**Dataset records**

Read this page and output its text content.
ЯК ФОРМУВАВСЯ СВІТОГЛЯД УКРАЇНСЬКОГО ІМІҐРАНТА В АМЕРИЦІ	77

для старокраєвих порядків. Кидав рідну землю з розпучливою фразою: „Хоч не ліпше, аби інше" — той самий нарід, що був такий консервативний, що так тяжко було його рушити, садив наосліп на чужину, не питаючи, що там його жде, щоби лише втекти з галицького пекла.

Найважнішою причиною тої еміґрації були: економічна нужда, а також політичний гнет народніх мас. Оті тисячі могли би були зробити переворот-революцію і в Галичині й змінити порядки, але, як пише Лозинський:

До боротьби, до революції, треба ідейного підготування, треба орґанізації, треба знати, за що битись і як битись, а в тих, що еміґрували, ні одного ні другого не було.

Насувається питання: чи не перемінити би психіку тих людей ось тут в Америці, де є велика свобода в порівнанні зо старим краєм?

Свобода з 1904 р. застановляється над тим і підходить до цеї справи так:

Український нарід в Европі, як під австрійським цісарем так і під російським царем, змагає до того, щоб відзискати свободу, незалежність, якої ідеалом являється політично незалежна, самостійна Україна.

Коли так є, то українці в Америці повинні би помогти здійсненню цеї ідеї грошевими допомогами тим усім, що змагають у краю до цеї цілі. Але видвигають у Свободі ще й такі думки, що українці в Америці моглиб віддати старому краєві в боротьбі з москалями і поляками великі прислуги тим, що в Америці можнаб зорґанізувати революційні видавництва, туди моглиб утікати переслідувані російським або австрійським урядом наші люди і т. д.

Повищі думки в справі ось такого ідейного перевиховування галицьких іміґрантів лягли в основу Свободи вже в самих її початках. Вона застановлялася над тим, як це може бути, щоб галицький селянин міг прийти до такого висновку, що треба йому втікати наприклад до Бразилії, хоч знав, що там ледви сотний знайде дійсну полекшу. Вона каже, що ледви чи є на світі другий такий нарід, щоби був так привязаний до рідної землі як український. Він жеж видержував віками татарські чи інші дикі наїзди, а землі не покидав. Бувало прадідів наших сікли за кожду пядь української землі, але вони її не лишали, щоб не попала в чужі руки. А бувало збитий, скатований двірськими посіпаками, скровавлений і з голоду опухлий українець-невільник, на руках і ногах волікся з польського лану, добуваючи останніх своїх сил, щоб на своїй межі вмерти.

**Stated task**
Return every record, word for word.

**Reply**
Read this page and output its text content.
ЯК ФОРМУВАВСЯ СВІТОГЛЯД УКРАЇНСЬКОГО ІМІҐРАНТА В АМЕРИЦІ	77

для старокраєвих порядків. Кидав рідну землю з розпучливою фразою: „Хоч не ліпше, аби інше" — той самий нарід, що був такий консервативний, що так тяжко було його рушити, садив наосліп на чужину, не питаючи, що там його жде, щоби лише втекти з галицького пекла.

Найважнішою причиною тої еміґрації були: економічна нужда, а також політичний гнет народніх мас. Оті тисячі могли би були зробити переворот-революцію і в Галичині й змінити порядки, але, як пише Лозинський:

До боротьби, до революції, треба ідейного підготування, треба орґанізації, треба знати, за що битись і як битись, а в тих, що еміґрували, ні одного ні другого не було.

Насувається питання: чи не перемінити би психіку тих людей ось тут в Америці, де є велика свобода в порівнанні зо старим краєм?

Свобода з 1904 р. застановляється над тим і підходить до цеї справи так:

Український нарід в Европі, як під австрійським цісарем так і під російським царем, змагає до того, щоб відзискати свободу, незалежність, якої ідеалом являється політично незалежна, самостійна Україна.

Коли так є, то українці в Америці повинні би помогти здійсненню цеї ідеї грошевими допомогами тим усім, що змагають у краю до цеї цілі. Але видвигають у Свободі ще й такі думки, що українці в Америці моглиб віддати старому краєві в боротьбі з москалями і поляками великі прислуги тим, що в Америці можнаб зорґанізувати революційні видавництва, туди моглиб утікати переслідувані російським або австрійським урядом наші люди і т. д.

Повищі думки в справі ось такого ідейного перевиховування галицьких іміґрантів лягли в основу Свободи вже в самих її початках. Вона застановлялася над тим, як це може бути, щоб галицький селянин міг прийти до такого висновку, що треба йому втікати наприклад до Бразилії, хоч знав, що там ледви сотний знайде дійсну полекшу. Вона каже, що ледви чи є на світі другий такий нарід, щоби був так привязаний до рідної землі як український. Він жеж видержував віками татарські чи інші дикі наїзди, а землі не покидав. Бувало прадідів наших сікли за кожду пядь української землі, але вони її не лишали, щоб не попала в чужі руки. А бувало збитий, скатований двірськими посіпаками, скровавлений і з голоду опухлий українець-невільник, на руках і ногах волікся з польського лану, добуваючи останніх своїх сил, щоб на своїй межі вмерти.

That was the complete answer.